- _Records supplied_:
● ● ● ● ● ● ●

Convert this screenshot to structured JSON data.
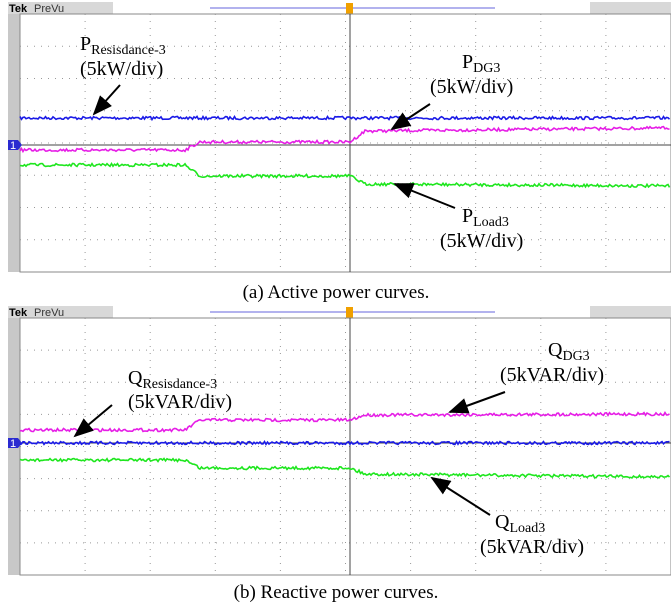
{
  "panels": [
    {
      "brand": "Tek",
      "mode": "PreVu",
      "channel": "1",
      "labels": [
        {
          "symbol": "P",
          "subscript": "Resisdance-3",
          "scale": "(5kW/div)"
        },
        {
          "symbol": "P",
          "subscript": "DG3",
          "scale": "(5kW/div)"
        },
        {
          "symbol": "P",
          "subscript": "Load3",
          "scale": "(5kW/div)"
        }
      ],
      "caption": "(a) Active power curves."
    },
    {
      "brand": "Tek",
      "mode": "PreVu",
      "channel": "1",
      "labels": [
        {
          "symbol": "Q",
          "subscript": "Resisdance-3",
          "scale": "(5kVAR/div)"
        },
        {
          "symbol": "Q",
          "subscript": "DG3",
          "scale": "(5kVAR/div)"
        },
        {
          "symbol": "Q",
          "subscript": "Load3",
          "scale": "(5kVAR/div)"
        }
      ],
      "caption": "(b) Reactive power curves."
    }
  ]
}
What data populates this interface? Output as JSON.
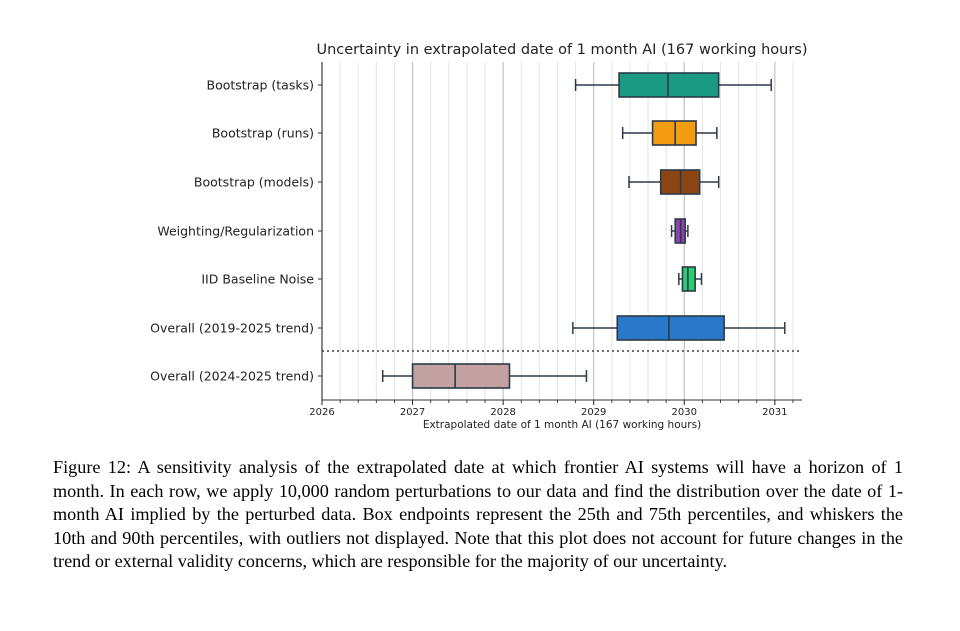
{
  "chart_data": {
    "type": "box",
    "orientation": "horizontal",
    "title": "Uncertainty in extrapolated date of 1 month AI (167 working hours)",
    "xlabel": "Extrapolated date of 1 month AI (167 working hours)",
    "ylabel": "",
    "xlim": [
      2026,
      2031.3
    ],
    "xticks": [
      "2026",
      "2027",
      "2028",
      "2029",
      "2030",
      "2031"
    ],
    "grid": "vertical",
    "separator": "dotted line between 'Overall (2019-2025 trend)' and 'Overall (2024-2025 trend)'",
    "series": [
      {
        "name": "Bootstrap (tasks)",
        "whisker_low": 2028.8,
        "q1": 2029.28,
        "median": 2029.82,
        "q3": 2030.38,
        "whisker_high": 2030.96,
        "color": "#1a9a83"
      },
      {
        "name": "Bootstrap (runs)",
        "whisker_low": 2029.32,
        "q1": 2029.65,
        "median": 2029.9,
        "q3": 2030.13,
        "whisker_high": 2030.36,
        "color": "#f39c12"
      },
      {
        "name": "Bootstrap (models)",
        "whisker_low": 2029.39,
        "q1": 2029.74,
        "median": 2029.96,
        "q3": 2030.17,
        "whisker_high": 2030.38,
        "color": "#8b4513"
      },
      {
        "name": "Weighting/Regularization",
        "whisker_low": 2029.86,
        "q1": 2029.9,
        "median": 2029.96,
        "q3": 2030.01,
        "whisker_high": 2030.04,
        "color": "#8e44ad"
      },
      {
        "name": "IID Baseline Noise",
        "whisker_low": 2029.94,
        "q1": 2029.98,
        "median": 2030.04,
        "q3": 2030.12,
        "whisker_high": 2030.19,
        "color": "#2ecc71"
      },
      {
        "name": "Overall (2019-2025 trend)",
        "whisker_low": 2028.77,
        "q1": 2029.26,
        "median": 2029.83,
        "q3": 2030.44,
        "whisker_high": 2031.11,
        "color": "#2978c9"
      },
      {
        "name": "Overall (2024-2025 trend)",
        "whisker_low": 2026.67,
        "q1": 2027.0,
        "median": 2027.47,
        "q3": 2028.07,
        "whisker_high": 2028.92,
        "color": "#c4a1a1"
      }
    ]
  },
  "caption": {
    "label": "Figure 12:",
    "text": "A sensitivity analysis of the extrapolated date at which frontier AI systems will have a horizon of 1 month. In each row, we apply 10,000 random perturbations to our data and find the distribution over the date of 1-month AI implied by the perturbed data. Box endpoints represent the 25th and 75th percentiles, and whiskers the 10th and 90th percentiles, with outliers not displayed. Note that this plot does not account for future changes in the trend or external validity concerns, which are responsible for the majority of our uncertainty."
  }
}
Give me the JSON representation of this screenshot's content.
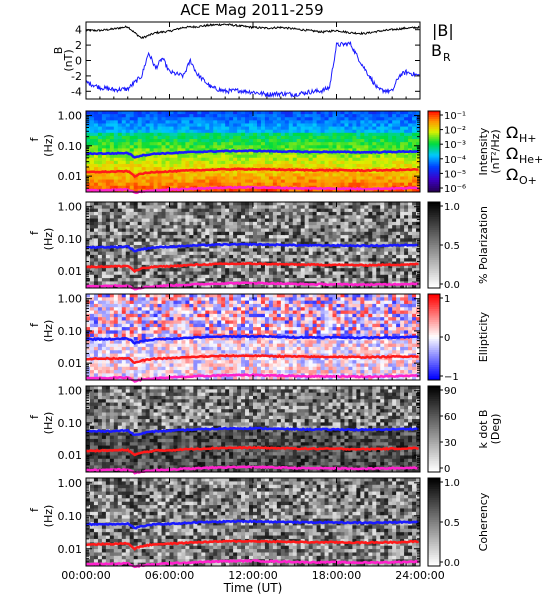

● ● ● ● ● ● ●

- _Do this_: Copy the material shown above in full and exactly. Skip the pictures.

- _Complete output_:
Convert this screenshot to structured JSON data.
{
  "panels": [
    {
      "brand": "Tek",
      "mode": "PreVu",
      "channel": "1",
      "labels": [
        {
          "symbol": "P",
          "subscript": "Resisdance-3",
          "scale": "(5kW/div)"
        },
        {
          "symbol": "P",
          "subscript": "DG3",
          "scale": "(5kW/div)"
        },
        {
          "symbol": "P",
          "subscript": "Load3",
          "scale": "(5kW/div)"
        }
      ],
      "caption": "(a) Active power curves."
    },
    {
      "brand": "Tek",
      "mode": "PreVu",
      "channel": "1",
      "labels": [
        {
          "symbol": "Q",
          "subscript": "Resisdance-3",
          "scale": "(5kVAR/div)"
        },
        {
          "symbol": "Q",
          "subscript": "DG3",
          "scale": "(5kVAR/div)"
        },
        {
          "symbol": "Q",
          "subscript": "Load3",
          "scale": "(5kVAR/div)"
        }
      ],
      "caption": "(b) Reactive power curves."
    }
  ]
}
What data populates this interface? Output as JSON.
{
  "chart_data": {
    "type": "box",
    "orientation": "horizontal",
    "title": "Uncertainty in extrapolated date of 1 month AI (167 working hours)",
    "xlabel": "Extrapolated date of 1 month AI (167 working hours)",
    "ylabel": "",
    "xlim": [
      2026,
      2031.3
    ],
    "xticks": [
      "2026",
      "2027",
      "2028",
      "2029",
      "2030",
      "2031"
    ],
    "grid": "vertical",
    "separator": "dotted line between 'Overall (2019-2025 trend)' and 'Overall (2024-2025 trend)'",
    "series": [
      {
        "name": "Bootstrap (tasks)",
        "whisker_low": 2028.8,
        "q1": 2029.28,
        "median": 2029.82,
        "q3": 2030.38,
        "whisker_high": 2030.96,
        "color": "#1a9a83"
      },
      {
        "name": "Bootstrap (runs)",
        "whisker_low": 2029.32,
        "q1": 2029.65,
        "median": 2029.9,
        "q3": 2030.13,
        "whisker_high": 2030.36,
        "color": "#f39c12"
      },
      {
        "name": "Bootstrap (models)",
        "whisker_low": 2029.39,
        "q1": 2029.74,
        "median": 2029.96,
        "q3": 2030.17,
        "whisker_high": 2030.38,
        "color": "#8b4513"
      },
      {
        "name": "Weighting/Regularization",
        "whisker_low": 2029.86,
        "q1": 2029.9,
        "median": 2029.96,
        "q3": 2030.01,
        "whisker_high": 2030.04,
        "color": "#8e44ad"
      },
      {
        "name": "IID Baseline Noise",
        "whisker_low": 2029.94,
        "q1": 2029.98,
        "median": 2030.04,
        "q3": 2030.12,
        "whisker_high": 2030.19,
        "color": "#2ecc71"
      },
      {
        "name": "Overall (2019-2025 trend)",
        "whisker_low": 2028.77,
        "q1": 2029.26,
        "median": 2029.83,
        "q3": 2030.44,
        "whisker_high": 2031.11,
        "color": "#2978c9"
      },
      {
        "name": "Overall (2024-2025 trend)",
        "whisker_low": 2026.67,
        "q1": 2027.0,
        "median": 2027.47,
        "q3": 2028.07,
        "whisker_high": 2028.92,
        "color": "#c4a1a1"
      }
    ]
  },
  "caption": {
    "label": "Figure 12:",
    "text": "A sensitivity analysis of the extrapolated date at which frontier AI systems will have a horizon of 1 month. In each row, we apply 10,000 random perturbations to our data and find the distribution over the date of 1-month AI implied by the perturbed data. Box endpoints represent the 25th and 75th percentiles, and whiskers the 10th and 90th percentiles, with outliers not displayed. Note that this plot does not account for future changes in the trend or external validity concerns, which are responsible for the majority of our uncertainty."
  }
}
Give me the JSON representation of this screenshot's content.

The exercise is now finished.